_The problem_. Single out the lines of the material that contain "glyph" and copy them.

-- START OF Listed entries --

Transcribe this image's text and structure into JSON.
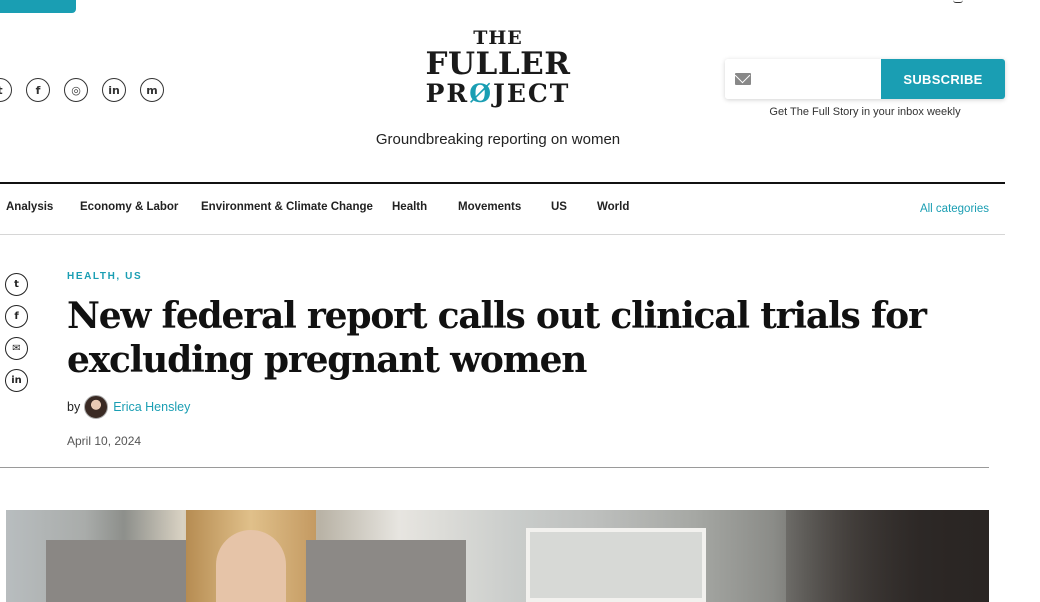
{
  "header": {
    "logo": {
      "line1": "THE",
      "line2": "FULLER",
      "line3_pre": "PR",
      "line3_o": "Ø",
      "line3_post": "JECT"
    },
    "tagline": "Groundbreaking reporting on women",
    "social_icons": [
      {
        "name": "twitter-icon",
        "glyph": "t"
      },
      {
        "name": "facebook-icon",
        "glyph": "f"
      },
      {
        "name": "instagram-icon",
        "glyph": "◎"
      },
      {
        "name": "linkedin-icon",
        "glyph": "in"
      },
      {
        "name": "mastodon-icon",
        "glyph": "m"
      }
    ]
  },
  "subscribe": {
    "placeholder": "",
    "button_label": "SUBSCRIBE",
    "note": "Get The Full Story in your inbox weekly",
    "accent_color": "#1a9eb3"
  },
  "nav": {
    "items": [
      "Analysis",
      "Economy & Labor",
      "Environment & Climate Change",
      "Health",
      "Movements",
      "US",
      "World"
    ],
    "all_label": "All categories"
  },
  "share_rail": [
    {
      "name": "share-twitter-icon",
      "glyph": "t"
    },
    {
      "name": "share-facebook-icon",
      "glyph": "f"
    },
    {
      "name": "share-email-icon",
      "glyph": "✉"
    },
    {
      "name": "share-linkedin-icon",
      "glyph": "in"
    }
  ],
  "article": {
    "kicker": "HEALTH, US",
    "headline": "New federal report calls out clinical trials for excluding pregnant women",
    "by_label": "by",
    "author": "Erica Hensley",
    "date": "April 10, 2024"
  }
}
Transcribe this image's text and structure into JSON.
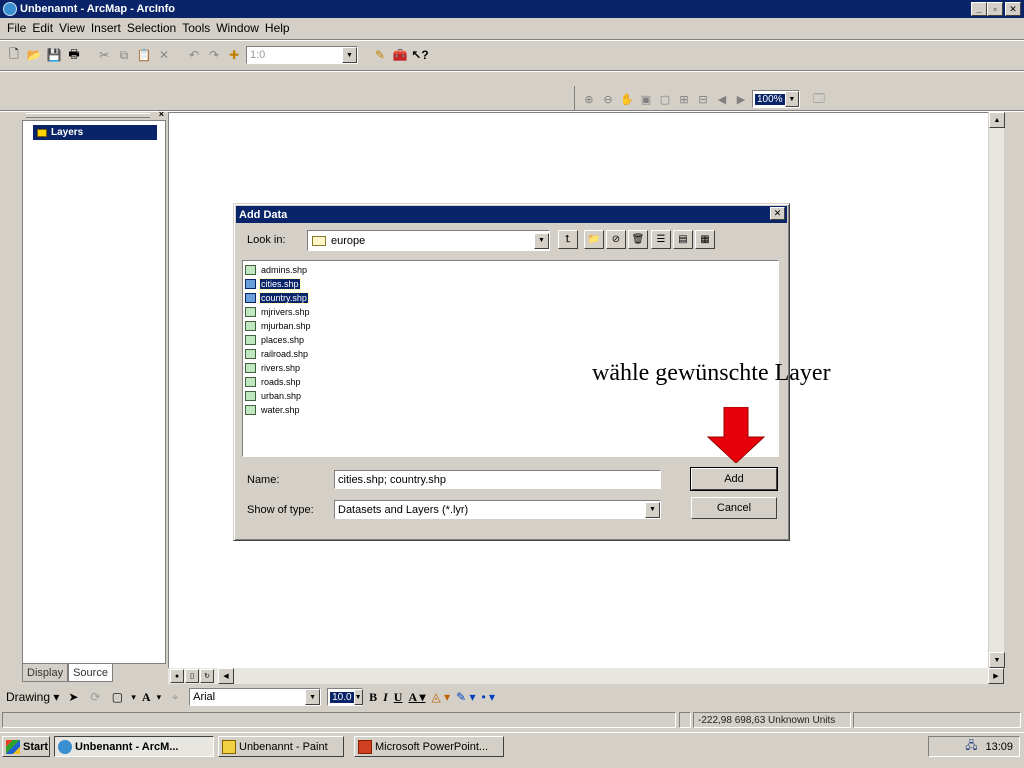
{
  "window": {
    "title": "Unbenannt - ArcMap - ArcInfo"
  },
  "menu": [
    "File",
    "Edit",
    "View",
    "Insert",
    "Selection",
    "Tools",
    "Window",
    "Help"
  ],
  "toolbar": {
    "scale": "1:0"
  },
  "layout_toolbar": {
    "zoom": "100%"
  },
  "toc": {
    "root_label": "Layers",
    "tabs": [
      "Display",
      "Source"
    ],
    "active_tab": "Display"
  },
  "dialog": {
    "title": "Add Data",
    "look_in_label": "Look in:",
    "look_in_value": "europe",
    "files": [
      {
        "name": "admins.shp",
        "selected": false
      },
      {
        "name": "cities.shp",
        "selected": true
      },
      {
        "name": "country.shp",
        "selected": true
      },
      {
        "name": "mjrivers.shp",
        "selected": false
      },
      {
        "name": "mjurban.shp",
        "selected": false
      },
      {
        "name": "places.shp",
        "selected": false
      },
      {
        "name": "railroad.shp",
        "selected": false
      },
      {
        "name": "rivers.shp",
        "selected": false
      },
      {
        "name": "roads.shp",
        "selected": false
      },
      {
        "name": "urban.shp",
        "selected": false
      },
      {
        "name": "water.shp",
        "selected": false
      }
    ],
    "name_label": "Name:",
    "name_value": "cities.shp; country.shp",
    "type_label": "Show of type:",
    "type_value": "Datasets and Layers (*.lyr)",
    "add_button": "Add",
    "cancel_button": "Cancel"
  },
  "annotation": {
    "text": "wähle gewünschte Layer",
    "arrow_color": "#e8000a"
  },
  "drawing_toolbar": {
    "drawing_label": "Drawing",
    "font": "Arial",
    "font_size": "10.0"
  },
  "status": {
    "coordinates": "-222,98  698,63 Unknown Units"
  },
  "taskbar": {
    "start": "Start",
    "tasks": [
      {
        "label": "Unbenannt - ArcM...",
        "active": true
      },
      {
        "label": "Unbenannt - Paint",
        "active": false
      },
      {
        "label": "Microsoft PowerPoint...",
        "active": false
      }
    ],
    "clock": "13:09"
  },
  "colors": {
    "title_bar": "#0a246a",
    "face": "#d4d0c8",
    "selection": "#0a246a",
    "arrow": "#e8000a"
  }
}
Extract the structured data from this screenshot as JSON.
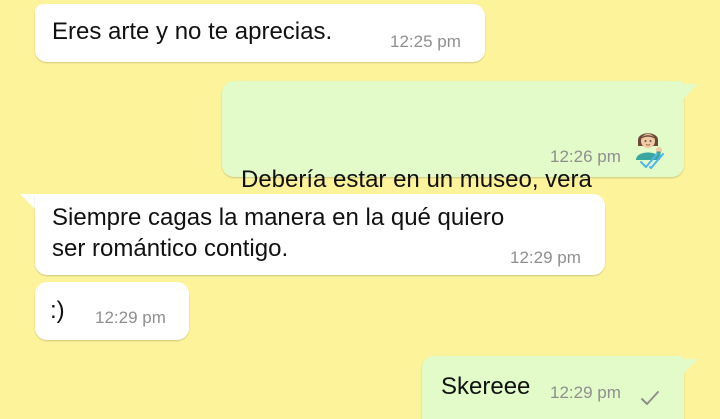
{
  "colors": {
    "chat_background": "#fdf39b",
    "incoming_bubble": "#ffffff",
    "outgoing_bubble": "#e2fbc8",
    "timestamp": "#8f8f8f",
    "read_ticks": "#4fb6ec",
    "sent_tick": "#8f8f8f"
  },
  "messages": [
    {
      "direction": "incoming",
      "text": "Eres arte y no te aprecias.",
      "time": "12:25 pm"
    },
    {
      "direction": "outgoing",
      "text": "Debería estar en un museo, vera",
      "emoji": "woman-tipping-hand-icon",
      "time": "12:26 pm",
      "status": "read"
    },
    {
      "direction": "incoming",
      "text_line1": "Siempre cagas la manera en la qué quiero",
      "text_line2": "ser romántico contigo.",
      "time": "12:29 pm"
    },
    {
      "direction": "incoming",
      "text": ":)",
      "time": "12:29 pm"
    },
    {
      "direction": "outgoing",
      "text": "Skereee",
      "time": "12:29 pm",
      "status": "sent"
    }
  ]
}
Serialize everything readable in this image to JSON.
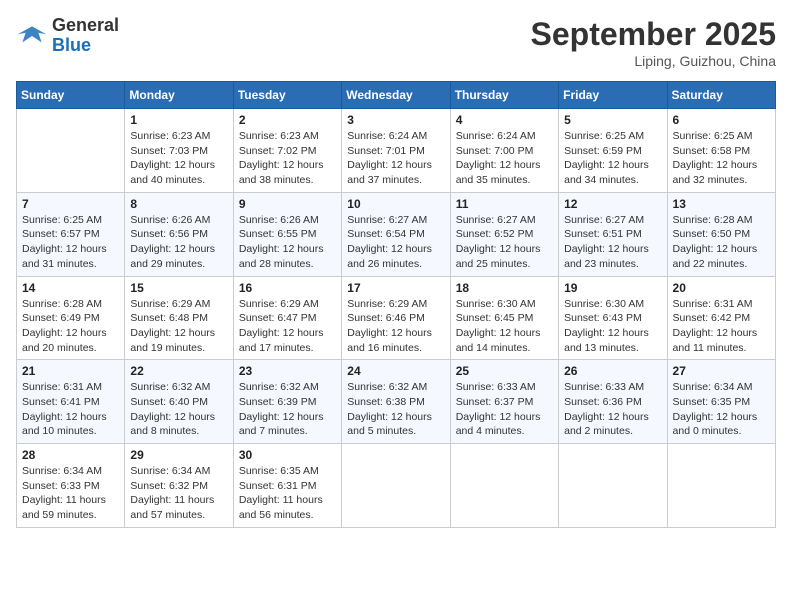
{
  "header": {
    "logo_general": "General",
    "logo_blue": "Blue",
    "month_year": "September 2025",
    "location": "Liping, Guizhou, China"
  },
  "weekdays": [
    "Sunday",
    "Monday",
    "Tuesday",
    "Wednesday",
    "Thursday",
    "Friday",
    "Saturday"
  ],
  "weeks": [
    [
      {
        "day": "",
        "info": ""
      },
      {
        "day": "1",
        "info": "Sunrise: 6:23 AM\nSunset: 7:03 PM\nDaylight: 12 hours\nand 40 minutes."
      },
      {
        "day": "2",
        "info": "Sunrise: 6:23 AM\nSunset: 7:02 PM\nDaylight: 12 hours\nand 38 minutes."
      },
      {
        "day": "3",
        "info": "Sunrise: 6:24 AM\nSunset: 7:01 PM\nDaylight: 12 hours\nand 37 minutes."
      },
      {
        "day": "4",
        "info": "Sunrise: 6:24 AM\nSunset: 7:00 PM\nDaylight: 12 hours\nand 35 minutes."
      },
      {
        "day": "5",
        "info": "Sunrise: 6:25 AM\nSunset: 6:59 PM\nDaylight: 12 hours\nand 34 minutes."
      },
      {
        "day": "6",
        "info": "Sunrise: 6:25 AM\nSunset: 6:58 PM\nDaylight: 12 hours\nand 32 minutes."
      }
    ],
    [
      {
        "day": "7",
        "info": "Sunrise: 6:25 AM\nSunset: 6:57 PM\nDaylight: 12 hours\nand 31 minutes."
      },
      {
        "day": "8",
        "info": "Sunrise: 6:26 AM\nSunset: 6:56 PM\nDaylight: 12 hours\nand 29 minutes."
      },
      {
        "day": "9",
        "info": "Sunrise: 6:26 AM\nSunset: 6:55 PM\nDaylight: 12 hours\nand 28 minutes."
      },
      {
        "day": "10",
        "info": "Sunrise: 6:27 AM\nSunset: 6:54 PM\nDaylight: 12 hours\nand 26 minutes."
      },
      {
        "day": "11",
        "info": "Sunrise: 6:27 AM\nSunset: 6:52 PM\nDaylight: 12 hours\nand 25 minutes."
      },
      {
        "day": "12",
        "info": "Sunrise: 6:27 AM\nSunset: 6:51 PM\nDaylight: 12 hours\nand 23 minutes."
      },
      {
        "day": "13",
        "info": "Sunrise: 6:28 AM\nSunset: 6:50 PM\nDaylight: 12 hours\nand 22 minutes."
      }
    ],
    [
      {
        "day": "14",
        "info": "Sunrise: 6:28 AM\nSunset: 6:49 PM\nDaylight: 12 hours\nand 20 minutes."
      },
      {
        "day": "15",
        "info": "Sunrise: 6:29 AM\nSunset: 6:48 PM\nDaylight: 12 hours\nand 19 minutes."
      },
      {
        "day": "16",
        "info": "Sunrise: 6:29 AM\nSunset: 6:47 PM\nDaylight: 12 hours\nand 17 minutes."
      },
      {
        "day": "17",
        "info": "Sunrise: 6:29 AM\nSunset: 6:46 PM\nDaylight: 12 hours\nand 16 minutes."
      },
      {
        "day": "18",
        "info": "Sunrise: 6:30 AM\nSunset: 6:45 PM\nDaylight: 12 hours\nand 14 minutes."
      },
      {
        "day": "19",
        "info": "Sunrise: 6:30 AM\nSunset: 6:43 PM\nDaylight: 12 hours\nand 13 minutes."
      },
      {
        "day": "20",
        "info": "Sunrise: 6:31 AM\nSunset: 6:42 PM\nDaylight: 12 hours\nand 11 minutes."
      }
    ],
    [
      {
        "day": "21",
        "info": "Sunrise: 6:31 AM\nSunset: 6:41 PM\nDaylight: 12 hours\nand 10 minutes."
      },
      {
        "day": "22",
        "info": "Sunrise: 6:32 AM\nSunset: 6:40 PM\nDaylight: 12 hours\nand 8 minutes."
      },
      {
        "day": "23",
        "info": "Sunrise: 6:32 AM\nSunset: 6:39 PM\nDaylight: 12 hours\nand 7 minutes."
      },
      {
        "day": "24",
        "info": "Sunrise: 6:32 AM\nSunset: 6:38 PM\nDaylight: 12 hours\nand 5 minutes."
      },
      {
        "day": "25",
        "info": "Sunrise: 6:33 AM\nSunset: 6:37 PM\nDaylight: 12 hours\nand 4 minutes."
      },
      {
        "day": "26",
        "info": "Sunrise: 6:33 AM\nSunset: 6:36 PM\nDaylight: 12 hours\nand 2 minutes."
      },
      {
        "day": "27",
        "info": "Sunrise: 6:34 AM\nSunset: 6:35 PM\nDaylight: 12 hours\nand 0 minutes."
      }
    ],
    [
      {
        "day": "28",
        "info": "Sunrise: 6:34 AM\nSunset: 6:33 PM\nDaylight: 11 hours\nand 59 minutes."
      },
      {
        "day": "29",
        "info": "Sunrise: 6:34 AM\nSunset: 6:32 PM\nDaylight: 11 hours\nand 57 minutes."
      },
      {
        "day": "30",
        "info": "Sunrise: 6:35 AM\nSunset: 6:31 PM\nDaylight: 11 hours\nand 56 minutes."
      },
      {
        "day": "",
        "info": ""
      },
      {
        "day": "",
        "info": ""
      },
      {
        "day": "",
        "info": ""
      },
      {
        "day": "",
        "info": ""
      }
    ]
  ]
}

-- END OF Listed entries --

_Problem solution_.
        "glyph": "t"
        "glyph": "f"
        "glyph": "◎"
        "glyph": "in"
        "glyph": "m"
      "glyph": "t"
      "glyph": "f"
      "glyph": "✉"
      "glyph": "in"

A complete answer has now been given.